[DIRECTIVE]:
Extract each line where the string "省政府工作要求" shows up.

[Data records]:

##############################

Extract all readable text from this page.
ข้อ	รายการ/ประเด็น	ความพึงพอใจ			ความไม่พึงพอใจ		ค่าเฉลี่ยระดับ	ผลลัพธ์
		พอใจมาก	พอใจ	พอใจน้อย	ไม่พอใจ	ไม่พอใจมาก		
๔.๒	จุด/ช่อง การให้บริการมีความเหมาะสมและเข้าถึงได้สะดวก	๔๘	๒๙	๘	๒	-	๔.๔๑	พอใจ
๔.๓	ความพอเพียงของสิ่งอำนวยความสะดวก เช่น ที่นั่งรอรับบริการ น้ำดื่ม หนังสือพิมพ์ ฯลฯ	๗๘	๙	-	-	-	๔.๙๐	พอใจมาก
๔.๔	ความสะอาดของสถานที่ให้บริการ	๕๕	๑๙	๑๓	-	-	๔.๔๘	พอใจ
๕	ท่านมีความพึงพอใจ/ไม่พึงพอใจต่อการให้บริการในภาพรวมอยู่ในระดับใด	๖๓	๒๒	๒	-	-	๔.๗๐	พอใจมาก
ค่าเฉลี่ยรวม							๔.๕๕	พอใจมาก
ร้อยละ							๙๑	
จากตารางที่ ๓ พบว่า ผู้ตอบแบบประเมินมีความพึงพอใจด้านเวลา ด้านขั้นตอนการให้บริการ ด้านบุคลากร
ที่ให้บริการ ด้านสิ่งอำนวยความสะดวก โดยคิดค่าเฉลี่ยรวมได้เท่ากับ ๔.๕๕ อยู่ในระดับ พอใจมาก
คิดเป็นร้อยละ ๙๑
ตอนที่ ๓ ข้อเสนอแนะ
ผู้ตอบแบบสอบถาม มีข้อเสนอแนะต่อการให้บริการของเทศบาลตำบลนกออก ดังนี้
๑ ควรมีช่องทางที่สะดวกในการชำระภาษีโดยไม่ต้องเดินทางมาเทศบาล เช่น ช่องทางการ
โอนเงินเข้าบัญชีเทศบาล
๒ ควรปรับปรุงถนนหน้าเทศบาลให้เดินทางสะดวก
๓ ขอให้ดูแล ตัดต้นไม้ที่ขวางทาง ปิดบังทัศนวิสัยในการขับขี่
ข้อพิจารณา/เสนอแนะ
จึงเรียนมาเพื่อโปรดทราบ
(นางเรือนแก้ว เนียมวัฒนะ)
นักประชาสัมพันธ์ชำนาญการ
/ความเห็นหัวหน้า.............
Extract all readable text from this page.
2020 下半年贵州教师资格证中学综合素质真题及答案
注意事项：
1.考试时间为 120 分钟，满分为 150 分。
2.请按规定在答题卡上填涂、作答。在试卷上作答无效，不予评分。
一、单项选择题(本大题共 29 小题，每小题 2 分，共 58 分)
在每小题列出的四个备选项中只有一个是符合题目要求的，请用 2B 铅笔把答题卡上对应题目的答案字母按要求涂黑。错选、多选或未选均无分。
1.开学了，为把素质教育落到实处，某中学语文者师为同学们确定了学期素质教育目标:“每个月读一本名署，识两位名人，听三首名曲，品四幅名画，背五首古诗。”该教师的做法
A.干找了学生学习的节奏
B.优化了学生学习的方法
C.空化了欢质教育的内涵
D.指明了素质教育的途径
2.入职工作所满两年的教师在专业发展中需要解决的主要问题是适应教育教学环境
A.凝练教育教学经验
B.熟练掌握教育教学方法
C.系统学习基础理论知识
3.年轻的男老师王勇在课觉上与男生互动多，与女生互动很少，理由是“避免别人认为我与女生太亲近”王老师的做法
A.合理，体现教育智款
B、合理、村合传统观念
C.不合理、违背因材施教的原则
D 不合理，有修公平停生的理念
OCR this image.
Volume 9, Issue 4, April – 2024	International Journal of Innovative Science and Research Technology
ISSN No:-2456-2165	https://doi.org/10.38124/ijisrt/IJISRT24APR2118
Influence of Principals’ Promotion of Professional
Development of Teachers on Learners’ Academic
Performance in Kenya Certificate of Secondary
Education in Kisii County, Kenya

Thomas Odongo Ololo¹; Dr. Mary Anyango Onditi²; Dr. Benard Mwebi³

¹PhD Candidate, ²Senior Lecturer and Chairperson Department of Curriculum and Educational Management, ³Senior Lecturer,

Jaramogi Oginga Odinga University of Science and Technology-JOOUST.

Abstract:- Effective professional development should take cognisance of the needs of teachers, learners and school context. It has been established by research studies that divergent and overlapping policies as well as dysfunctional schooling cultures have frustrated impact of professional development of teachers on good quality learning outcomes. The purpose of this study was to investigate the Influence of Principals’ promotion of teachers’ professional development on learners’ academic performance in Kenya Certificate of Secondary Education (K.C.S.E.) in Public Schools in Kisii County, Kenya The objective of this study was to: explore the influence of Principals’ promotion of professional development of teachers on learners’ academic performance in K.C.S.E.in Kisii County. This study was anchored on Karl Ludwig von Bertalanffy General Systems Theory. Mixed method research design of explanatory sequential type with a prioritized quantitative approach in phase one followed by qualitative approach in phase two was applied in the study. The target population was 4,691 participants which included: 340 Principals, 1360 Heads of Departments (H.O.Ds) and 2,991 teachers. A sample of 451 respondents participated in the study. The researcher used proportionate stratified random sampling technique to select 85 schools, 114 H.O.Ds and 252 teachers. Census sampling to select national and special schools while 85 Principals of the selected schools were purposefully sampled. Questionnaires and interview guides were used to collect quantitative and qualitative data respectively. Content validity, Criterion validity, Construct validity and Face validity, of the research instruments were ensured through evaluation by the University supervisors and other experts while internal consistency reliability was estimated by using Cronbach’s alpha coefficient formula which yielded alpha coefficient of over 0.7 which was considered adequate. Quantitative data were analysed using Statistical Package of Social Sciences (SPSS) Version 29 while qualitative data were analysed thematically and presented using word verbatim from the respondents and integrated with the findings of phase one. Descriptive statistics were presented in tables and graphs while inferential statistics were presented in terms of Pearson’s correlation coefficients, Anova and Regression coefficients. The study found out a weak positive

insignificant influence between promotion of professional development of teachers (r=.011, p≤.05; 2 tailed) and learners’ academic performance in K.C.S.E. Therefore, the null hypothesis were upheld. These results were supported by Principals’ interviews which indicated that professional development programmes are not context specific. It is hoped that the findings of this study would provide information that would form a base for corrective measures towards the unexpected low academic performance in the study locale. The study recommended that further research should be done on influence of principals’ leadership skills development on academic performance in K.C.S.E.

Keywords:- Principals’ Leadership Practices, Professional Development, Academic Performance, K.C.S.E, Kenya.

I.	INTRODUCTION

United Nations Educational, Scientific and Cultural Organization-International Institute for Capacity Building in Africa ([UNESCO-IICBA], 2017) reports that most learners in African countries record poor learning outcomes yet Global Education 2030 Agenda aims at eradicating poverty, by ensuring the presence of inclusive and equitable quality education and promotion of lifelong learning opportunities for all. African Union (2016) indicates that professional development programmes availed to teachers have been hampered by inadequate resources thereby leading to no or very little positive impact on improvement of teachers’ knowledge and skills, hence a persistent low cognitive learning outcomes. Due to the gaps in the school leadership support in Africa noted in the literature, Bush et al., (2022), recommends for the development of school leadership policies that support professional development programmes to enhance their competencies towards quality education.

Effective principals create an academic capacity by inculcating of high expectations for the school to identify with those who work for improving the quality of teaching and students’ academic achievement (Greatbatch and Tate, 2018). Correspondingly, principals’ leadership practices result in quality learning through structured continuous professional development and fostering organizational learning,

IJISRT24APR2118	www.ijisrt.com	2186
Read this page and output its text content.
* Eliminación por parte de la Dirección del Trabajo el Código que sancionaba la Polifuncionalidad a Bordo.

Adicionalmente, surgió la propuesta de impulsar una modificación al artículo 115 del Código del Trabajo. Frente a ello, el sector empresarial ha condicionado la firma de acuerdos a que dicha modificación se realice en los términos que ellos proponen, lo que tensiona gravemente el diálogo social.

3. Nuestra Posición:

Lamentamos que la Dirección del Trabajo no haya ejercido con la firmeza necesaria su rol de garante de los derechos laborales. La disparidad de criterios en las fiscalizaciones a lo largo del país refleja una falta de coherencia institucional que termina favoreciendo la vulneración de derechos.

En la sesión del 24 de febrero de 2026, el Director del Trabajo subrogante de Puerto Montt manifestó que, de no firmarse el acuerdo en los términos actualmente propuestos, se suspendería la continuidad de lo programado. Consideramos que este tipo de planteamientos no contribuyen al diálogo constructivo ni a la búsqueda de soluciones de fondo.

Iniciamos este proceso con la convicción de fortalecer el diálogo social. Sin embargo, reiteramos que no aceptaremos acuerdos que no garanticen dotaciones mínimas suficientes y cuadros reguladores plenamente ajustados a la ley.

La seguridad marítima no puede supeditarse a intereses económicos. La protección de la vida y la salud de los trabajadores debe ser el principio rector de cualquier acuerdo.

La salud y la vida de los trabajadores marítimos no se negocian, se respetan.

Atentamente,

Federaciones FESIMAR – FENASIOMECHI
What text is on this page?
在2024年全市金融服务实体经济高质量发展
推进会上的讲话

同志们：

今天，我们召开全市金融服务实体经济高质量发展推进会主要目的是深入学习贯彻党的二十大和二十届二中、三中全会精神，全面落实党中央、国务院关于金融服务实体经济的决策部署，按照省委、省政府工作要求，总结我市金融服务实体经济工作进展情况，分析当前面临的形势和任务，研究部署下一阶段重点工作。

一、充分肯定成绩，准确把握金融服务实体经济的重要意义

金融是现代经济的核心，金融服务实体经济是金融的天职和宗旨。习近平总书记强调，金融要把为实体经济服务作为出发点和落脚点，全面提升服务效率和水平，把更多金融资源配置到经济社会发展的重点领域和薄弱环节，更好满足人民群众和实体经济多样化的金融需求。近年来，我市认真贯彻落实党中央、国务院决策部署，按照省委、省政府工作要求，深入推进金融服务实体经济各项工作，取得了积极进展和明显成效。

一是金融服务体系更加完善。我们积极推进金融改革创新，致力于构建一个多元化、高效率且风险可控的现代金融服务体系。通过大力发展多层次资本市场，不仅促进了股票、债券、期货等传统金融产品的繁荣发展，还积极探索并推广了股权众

##############################

[WRITTEN SOLUTION]:
今天，我们召开全市金融服务实体经济高质量发展推进会主要目的是深入学习贯彻党的二十大和二十届二中、三中全会精神，全面落实党中央、国务院关于金融服务实体经济的决策部署，按照省委、省政府工作要求，总结我市金融服务实体经济工作进展情况，分析当前面临的形势和任务，研究部署下一阶段重点工作。
金融是现代经济的核心，金融服务实体经济是金融的天职和宗旨。习近平总书记强调，金融要把为实体经济服务作为出发点和落脚点，全面提升服务效率和水平，把更多金融资源配置到经济社会发展的重点领域和薄弱环节，更好满足人民群众和实体经济多样化的金融需求。近年来，我市认真贯彻落实党中央、国务院决策部署，按照省委、省政府工作要求，深入推进金融服务实体经济各项工作，取得了积极进展和明显成效。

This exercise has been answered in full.